Problem description: Produce an exact copy of the lines from the line containing "Read all visible content and emit it as JSON." through the last line of the entries below, and only those lines.

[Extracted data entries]
────────

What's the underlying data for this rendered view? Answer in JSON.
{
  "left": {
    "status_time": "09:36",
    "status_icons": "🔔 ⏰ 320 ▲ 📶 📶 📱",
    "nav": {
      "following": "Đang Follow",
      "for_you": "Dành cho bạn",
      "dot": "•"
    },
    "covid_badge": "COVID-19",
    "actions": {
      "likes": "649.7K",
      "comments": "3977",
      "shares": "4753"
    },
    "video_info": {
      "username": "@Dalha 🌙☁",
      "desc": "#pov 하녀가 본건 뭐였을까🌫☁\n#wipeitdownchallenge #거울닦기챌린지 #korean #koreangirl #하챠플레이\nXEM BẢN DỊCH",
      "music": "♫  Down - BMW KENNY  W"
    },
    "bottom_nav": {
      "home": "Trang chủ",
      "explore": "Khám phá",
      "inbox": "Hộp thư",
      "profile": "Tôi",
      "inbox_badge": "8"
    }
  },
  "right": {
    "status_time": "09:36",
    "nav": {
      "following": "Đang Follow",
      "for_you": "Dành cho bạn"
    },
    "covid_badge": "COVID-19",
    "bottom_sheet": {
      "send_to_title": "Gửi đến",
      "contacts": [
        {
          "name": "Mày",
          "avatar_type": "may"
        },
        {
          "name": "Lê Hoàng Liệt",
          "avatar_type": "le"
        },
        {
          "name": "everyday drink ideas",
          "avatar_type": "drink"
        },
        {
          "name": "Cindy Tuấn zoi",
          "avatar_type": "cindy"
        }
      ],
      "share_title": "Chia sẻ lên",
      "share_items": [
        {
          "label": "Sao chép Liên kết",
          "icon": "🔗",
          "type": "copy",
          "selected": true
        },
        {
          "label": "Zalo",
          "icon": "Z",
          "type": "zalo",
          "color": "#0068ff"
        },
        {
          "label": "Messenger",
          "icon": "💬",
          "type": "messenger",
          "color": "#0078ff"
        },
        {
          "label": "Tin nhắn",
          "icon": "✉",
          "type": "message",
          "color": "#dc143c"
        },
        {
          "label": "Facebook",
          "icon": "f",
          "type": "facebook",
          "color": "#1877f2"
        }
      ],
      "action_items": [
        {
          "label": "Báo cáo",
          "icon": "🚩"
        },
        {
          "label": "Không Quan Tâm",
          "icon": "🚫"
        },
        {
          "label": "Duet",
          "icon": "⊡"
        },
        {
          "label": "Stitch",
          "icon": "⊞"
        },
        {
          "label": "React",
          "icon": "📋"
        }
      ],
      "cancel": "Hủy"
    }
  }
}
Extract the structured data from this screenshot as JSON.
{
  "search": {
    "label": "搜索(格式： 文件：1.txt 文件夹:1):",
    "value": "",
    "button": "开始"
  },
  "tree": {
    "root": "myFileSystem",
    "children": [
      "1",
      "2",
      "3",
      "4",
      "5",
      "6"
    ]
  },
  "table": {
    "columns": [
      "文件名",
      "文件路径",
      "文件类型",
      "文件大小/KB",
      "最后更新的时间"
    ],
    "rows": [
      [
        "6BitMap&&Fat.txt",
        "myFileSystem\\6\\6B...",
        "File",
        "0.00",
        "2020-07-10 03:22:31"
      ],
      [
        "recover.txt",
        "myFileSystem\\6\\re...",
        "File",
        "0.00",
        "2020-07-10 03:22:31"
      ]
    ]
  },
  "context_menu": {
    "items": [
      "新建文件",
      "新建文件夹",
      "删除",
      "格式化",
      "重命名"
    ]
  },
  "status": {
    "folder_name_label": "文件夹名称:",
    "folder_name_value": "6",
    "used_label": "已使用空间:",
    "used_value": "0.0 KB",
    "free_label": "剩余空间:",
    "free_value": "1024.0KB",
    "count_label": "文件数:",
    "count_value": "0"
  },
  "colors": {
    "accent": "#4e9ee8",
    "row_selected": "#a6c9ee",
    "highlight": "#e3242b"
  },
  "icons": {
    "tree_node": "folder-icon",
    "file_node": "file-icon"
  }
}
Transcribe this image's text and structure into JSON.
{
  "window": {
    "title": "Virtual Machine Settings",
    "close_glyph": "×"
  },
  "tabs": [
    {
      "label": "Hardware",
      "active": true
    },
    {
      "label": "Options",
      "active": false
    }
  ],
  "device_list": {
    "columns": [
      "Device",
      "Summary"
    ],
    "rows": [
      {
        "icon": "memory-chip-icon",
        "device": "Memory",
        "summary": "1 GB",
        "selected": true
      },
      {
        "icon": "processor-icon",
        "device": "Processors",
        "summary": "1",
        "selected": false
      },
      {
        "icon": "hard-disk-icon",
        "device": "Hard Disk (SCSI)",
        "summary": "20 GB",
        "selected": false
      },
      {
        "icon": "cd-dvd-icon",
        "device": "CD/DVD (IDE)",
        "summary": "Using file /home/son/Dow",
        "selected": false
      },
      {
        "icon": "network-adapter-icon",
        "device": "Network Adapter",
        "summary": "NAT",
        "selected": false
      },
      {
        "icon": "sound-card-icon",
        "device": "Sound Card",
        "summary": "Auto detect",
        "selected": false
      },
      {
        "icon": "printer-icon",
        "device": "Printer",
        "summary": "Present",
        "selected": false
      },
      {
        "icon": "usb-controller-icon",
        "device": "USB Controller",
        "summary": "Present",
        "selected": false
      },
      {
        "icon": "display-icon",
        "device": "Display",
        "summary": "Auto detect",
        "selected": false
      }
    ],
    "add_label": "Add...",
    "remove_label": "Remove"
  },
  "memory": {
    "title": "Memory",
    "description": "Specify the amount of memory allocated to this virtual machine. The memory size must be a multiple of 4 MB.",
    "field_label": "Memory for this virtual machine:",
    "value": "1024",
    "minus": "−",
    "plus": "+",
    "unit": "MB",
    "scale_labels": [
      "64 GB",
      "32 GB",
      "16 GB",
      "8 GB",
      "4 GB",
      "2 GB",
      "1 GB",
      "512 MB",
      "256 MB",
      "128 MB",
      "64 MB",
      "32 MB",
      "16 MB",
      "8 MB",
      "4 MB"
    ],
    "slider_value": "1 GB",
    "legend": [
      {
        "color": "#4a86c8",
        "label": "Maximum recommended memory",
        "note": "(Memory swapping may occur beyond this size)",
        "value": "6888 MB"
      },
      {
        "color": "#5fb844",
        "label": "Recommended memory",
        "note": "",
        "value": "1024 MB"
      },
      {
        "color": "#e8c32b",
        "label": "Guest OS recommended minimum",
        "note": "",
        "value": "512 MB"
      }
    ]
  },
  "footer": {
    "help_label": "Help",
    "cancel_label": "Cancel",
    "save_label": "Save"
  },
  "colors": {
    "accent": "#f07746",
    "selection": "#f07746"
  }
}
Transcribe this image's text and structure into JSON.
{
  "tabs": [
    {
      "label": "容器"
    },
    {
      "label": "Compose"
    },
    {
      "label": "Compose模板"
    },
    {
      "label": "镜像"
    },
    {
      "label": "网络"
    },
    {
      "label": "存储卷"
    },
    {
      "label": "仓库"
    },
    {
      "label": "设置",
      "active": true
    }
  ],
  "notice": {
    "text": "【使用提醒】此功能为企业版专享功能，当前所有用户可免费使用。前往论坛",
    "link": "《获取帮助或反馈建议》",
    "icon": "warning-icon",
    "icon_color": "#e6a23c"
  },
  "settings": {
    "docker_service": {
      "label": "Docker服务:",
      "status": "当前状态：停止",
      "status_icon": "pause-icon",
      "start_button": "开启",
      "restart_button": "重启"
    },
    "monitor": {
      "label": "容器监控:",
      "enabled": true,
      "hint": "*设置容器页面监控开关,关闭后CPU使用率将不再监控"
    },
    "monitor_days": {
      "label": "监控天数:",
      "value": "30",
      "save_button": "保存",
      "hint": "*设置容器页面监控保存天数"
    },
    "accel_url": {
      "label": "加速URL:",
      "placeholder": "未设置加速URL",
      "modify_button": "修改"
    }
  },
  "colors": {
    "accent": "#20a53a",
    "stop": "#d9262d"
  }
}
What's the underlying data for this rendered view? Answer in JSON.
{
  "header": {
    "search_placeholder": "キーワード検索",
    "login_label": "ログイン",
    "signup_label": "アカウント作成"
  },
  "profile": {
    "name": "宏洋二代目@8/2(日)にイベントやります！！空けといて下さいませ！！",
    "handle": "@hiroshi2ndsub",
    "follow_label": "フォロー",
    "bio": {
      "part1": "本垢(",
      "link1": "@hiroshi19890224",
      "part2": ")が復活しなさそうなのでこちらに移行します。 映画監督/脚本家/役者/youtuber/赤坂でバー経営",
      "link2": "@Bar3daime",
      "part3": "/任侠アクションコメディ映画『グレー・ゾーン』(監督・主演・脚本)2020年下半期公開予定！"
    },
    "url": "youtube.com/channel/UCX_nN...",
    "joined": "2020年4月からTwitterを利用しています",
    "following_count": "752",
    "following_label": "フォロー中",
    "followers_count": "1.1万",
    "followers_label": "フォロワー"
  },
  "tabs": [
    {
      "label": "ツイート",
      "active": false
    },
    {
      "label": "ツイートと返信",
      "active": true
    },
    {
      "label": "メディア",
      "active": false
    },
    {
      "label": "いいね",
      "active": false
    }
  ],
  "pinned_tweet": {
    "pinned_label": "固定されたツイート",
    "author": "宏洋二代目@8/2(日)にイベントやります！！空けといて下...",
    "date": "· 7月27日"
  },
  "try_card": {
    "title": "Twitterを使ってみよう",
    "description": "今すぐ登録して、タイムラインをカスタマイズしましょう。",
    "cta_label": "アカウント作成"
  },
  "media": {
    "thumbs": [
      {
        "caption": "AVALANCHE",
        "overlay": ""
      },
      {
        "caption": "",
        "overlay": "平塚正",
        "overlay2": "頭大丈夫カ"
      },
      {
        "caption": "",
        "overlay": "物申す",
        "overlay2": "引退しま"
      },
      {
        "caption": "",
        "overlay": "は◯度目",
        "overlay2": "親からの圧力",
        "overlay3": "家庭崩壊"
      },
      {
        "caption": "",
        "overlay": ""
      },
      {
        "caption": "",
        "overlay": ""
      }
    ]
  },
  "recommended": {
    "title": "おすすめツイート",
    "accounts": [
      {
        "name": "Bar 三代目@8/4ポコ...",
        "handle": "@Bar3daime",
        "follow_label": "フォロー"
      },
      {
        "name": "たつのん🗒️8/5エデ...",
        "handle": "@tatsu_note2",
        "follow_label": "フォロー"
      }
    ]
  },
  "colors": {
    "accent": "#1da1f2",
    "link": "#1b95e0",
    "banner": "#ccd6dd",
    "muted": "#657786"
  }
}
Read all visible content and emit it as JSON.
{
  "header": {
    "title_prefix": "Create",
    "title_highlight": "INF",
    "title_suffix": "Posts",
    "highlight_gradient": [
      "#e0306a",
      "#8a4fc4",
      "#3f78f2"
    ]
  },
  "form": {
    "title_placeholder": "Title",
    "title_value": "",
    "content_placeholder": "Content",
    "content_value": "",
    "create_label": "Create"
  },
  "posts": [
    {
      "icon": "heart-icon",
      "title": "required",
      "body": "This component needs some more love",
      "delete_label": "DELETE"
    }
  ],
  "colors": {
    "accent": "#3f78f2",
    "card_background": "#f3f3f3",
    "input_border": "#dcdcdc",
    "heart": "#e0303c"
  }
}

────────

Reply to the exercise:
Read all visible content and emit it as JSON.
{
  "header": {
    "title_prefix": "Create",
    "title_highlight": "INF",
    "title_suffix": "Posts",
    "highlight_gradient": [
      "#e0306a",
      "#8a4fc4",
      "#3f78f2"
    ]
  },
  "form": {
    "title_placeholder": "Title",
    "title_value": "",
    "content_placeholder": "Content",
    "content_value": "",
    "create_label": "Create"
  },
  "posts": [
    {
      "icon": "heart-icon",
      "title": "required",
      "body": "This component needs some more love",
      "delete_label": "DELETE"
    }
  ],
  "colors": {
    "accent": "#3f78f2",
    "card_background": "#f3f3f3",
    "input_border": "#dcdcdc",
    "heart": "#e0303c"
  }
}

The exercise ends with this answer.